Copy every line in the records below that contains the word "this".

↓↓↓

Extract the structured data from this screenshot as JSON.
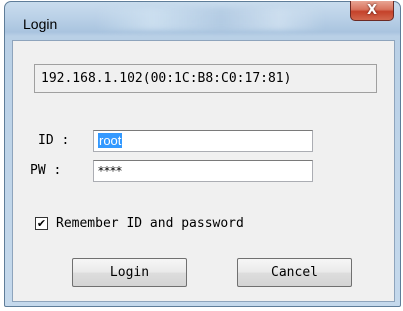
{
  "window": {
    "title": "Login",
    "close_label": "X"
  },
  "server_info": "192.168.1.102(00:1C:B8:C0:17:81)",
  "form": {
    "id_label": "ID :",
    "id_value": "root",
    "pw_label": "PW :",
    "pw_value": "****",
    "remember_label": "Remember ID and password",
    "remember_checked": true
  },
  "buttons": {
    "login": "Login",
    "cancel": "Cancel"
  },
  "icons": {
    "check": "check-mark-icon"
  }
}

↑↑↑
↓↓↓

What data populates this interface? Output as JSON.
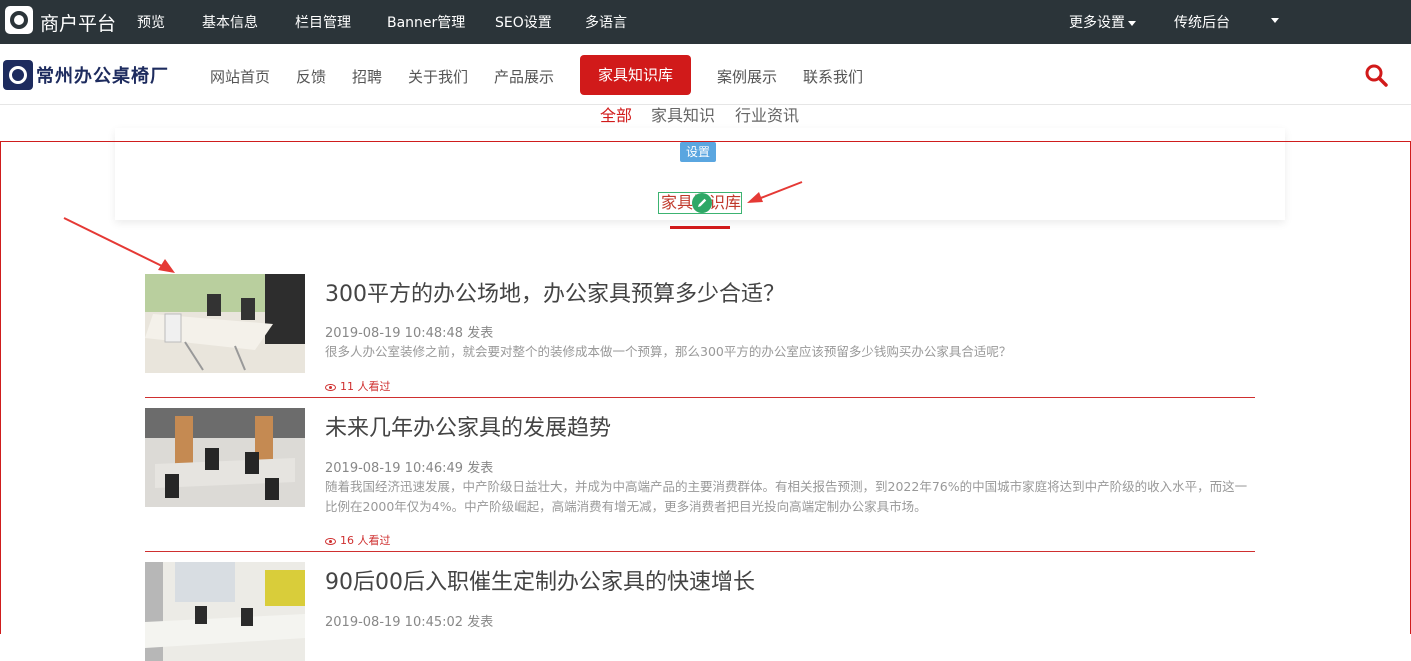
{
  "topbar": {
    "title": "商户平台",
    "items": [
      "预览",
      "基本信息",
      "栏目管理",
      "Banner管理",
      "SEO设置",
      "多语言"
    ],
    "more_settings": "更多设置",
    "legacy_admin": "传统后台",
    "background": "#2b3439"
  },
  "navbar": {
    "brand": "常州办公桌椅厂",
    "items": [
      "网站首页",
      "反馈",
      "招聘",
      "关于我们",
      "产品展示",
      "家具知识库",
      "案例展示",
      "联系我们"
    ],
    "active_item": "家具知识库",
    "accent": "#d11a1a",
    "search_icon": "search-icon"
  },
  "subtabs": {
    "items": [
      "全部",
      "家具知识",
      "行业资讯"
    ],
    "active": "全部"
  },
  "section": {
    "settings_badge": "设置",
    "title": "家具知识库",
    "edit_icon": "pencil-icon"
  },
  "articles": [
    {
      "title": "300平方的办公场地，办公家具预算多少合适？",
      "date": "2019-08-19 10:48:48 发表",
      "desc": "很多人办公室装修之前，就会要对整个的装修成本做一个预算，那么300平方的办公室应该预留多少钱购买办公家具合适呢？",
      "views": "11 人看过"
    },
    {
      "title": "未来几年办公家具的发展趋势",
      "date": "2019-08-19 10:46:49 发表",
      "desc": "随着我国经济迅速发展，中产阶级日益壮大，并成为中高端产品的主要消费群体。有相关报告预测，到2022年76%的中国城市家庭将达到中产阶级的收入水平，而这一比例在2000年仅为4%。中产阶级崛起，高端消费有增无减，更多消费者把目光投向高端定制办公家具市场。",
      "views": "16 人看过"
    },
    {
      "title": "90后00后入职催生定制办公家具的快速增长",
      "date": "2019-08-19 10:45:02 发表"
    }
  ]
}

↑↑↑

> **Full response**
Extract the structured data from this screenshot as JSON.
What data populates this interface? Output as JSON.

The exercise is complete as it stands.